start

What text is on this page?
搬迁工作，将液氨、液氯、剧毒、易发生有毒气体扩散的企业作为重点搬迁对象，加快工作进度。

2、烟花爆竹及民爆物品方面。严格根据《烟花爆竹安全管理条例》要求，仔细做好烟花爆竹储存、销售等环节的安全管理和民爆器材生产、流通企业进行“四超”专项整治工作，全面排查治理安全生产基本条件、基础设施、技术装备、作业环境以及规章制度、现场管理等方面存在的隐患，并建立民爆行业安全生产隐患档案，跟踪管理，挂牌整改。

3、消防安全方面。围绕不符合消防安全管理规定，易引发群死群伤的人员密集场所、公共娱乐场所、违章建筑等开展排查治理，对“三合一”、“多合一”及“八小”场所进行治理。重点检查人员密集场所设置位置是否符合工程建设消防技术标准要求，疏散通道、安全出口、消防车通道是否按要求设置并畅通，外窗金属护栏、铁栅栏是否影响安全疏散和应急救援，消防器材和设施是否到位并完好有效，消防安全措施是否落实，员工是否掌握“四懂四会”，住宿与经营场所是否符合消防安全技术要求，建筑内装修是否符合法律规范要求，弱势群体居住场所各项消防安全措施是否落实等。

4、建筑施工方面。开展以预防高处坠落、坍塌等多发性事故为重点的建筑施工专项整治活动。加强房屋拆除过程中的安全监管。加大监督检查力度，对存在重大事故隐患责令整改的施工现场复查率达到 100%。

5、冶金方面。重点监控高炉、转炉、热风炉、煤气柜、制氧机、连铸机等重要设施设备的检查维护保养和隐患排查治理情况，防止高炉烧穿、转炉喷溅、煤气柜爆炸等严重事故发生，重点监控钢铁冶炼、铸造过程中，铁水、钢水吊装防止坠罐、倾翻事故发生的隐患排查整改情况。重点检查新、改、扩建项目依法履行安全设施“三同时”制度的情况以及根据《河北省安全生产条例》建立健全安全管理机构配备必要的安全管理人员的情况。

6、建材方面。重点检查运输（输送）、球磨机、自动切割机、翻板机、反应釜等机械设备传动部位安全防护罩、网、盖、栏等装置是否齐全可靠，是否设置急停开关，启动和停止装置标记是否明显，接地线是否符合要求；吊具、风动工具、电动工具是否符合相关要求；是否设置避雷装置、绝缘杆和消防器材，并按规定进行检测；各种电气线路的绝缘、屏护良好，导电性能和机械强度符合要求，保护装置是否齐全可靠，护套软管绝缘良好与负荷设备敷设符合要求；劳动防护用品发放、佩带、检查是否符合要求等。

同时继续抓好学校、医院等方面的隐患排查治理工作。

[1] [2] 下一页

end

Exercise prompt: Reproduce the material above, every line of it, exactly.

Correct answer:
What text is on this page?
搬迁工作，将液氨、液氯、剧毒、易发生有毒气体扩散的企业作为重点搬迁对象，加快工作进度。

2、烟花爆竹及民爆物品方面。严格根据《烟花爆竹安全管理条例》要求，仔细做好烟花爆竹储存、销售等环节的安全管理和民爆器材生产、流通企业进行“四超”专项整治工作，全面排查治理安全生产基本条件、基础设施、技术装备、作业环境以及规章制度、现场管理等方面存在的隐患，并建立民爆行业安全生产隐患档案，跟踪管理，挂牌整改。

3、消防安全方面。围绕不符合消防安全管理规定，易引发群死群伤的人员密集场所、公共娱乐场所、违章建筑等开展排查治理，对“三合一”、“多合一”及“八小”场所进行治理。重点检查人员密集场所设置位置是否符合工程建设消防技术标准要求，疏散通道、安全出口、消防车通道是否按要求设置并畅通，外窗金属护栏、铁栅栏是否影响安全疏散和应急救援，消防器材和设施是否到位并完好有效，消防安全措施是否落实，员工是否掌握“四懂四会”，住宿与经营场所是否符合消防安全技术要求，建筑内装修是否符合法律规范要求，弱势群体居住场所各项消防安全措施是否落实等。

4、建筑施工方面。开展以预防高处坠落、坍塌等多发性事故为重点的建筑施工专项整治活动。加强房屋拆除过程中的安全监管。加大监督检查力度，对存在重大事故隐患责令整改的施工现场复查率达到 100%。

5、冶金方面。重点监控高炉、转炉、热风炉、煤气柜、制氧机、连铸机等重要设施设备的检查维护保养和隐患排查治理情况，防止高炉烧穿、转炉喷溅、煤气柜爆炸等严重事故发生，重点监控钢铁冶炼、铸造过程中，铁水、钢水吊装防止坠罐、倾翻事故发生的隐患排查整改情况。重点检查新、改、扩建项目依法履行安全设施“三同时”制度的情况以及根据《河北省安全生产条例》建立健全安全管理机构配备必要的安全管理人员的情况。

6、建材方面。重点检查运输（输送）、球磨机、自动切割机、翻板机、反应釜等机械设备传动部位安全防护罩、网、盖、栏等装置是否齐全可靠，是否设置急停开关，启动和停止装置标记是否明显，接地线是否符合要求；吊具、风动工具、电动工具是否符合相关要求；是否设置避雷装置、绝缘杆和消防器材，并按规定进行检测；各种电气线路的绝缘、屏护良好，导电性能和机械强度符合要求，保护装置是否齐全可靠，护套软管绝缘良好与负荷设备敷设符合要求；劳动防护用品发放、佩带、检查是否符合要求等。

同时继续抓好学校、医院等方面的隐患排查治理工作。

[1] [2] 下一页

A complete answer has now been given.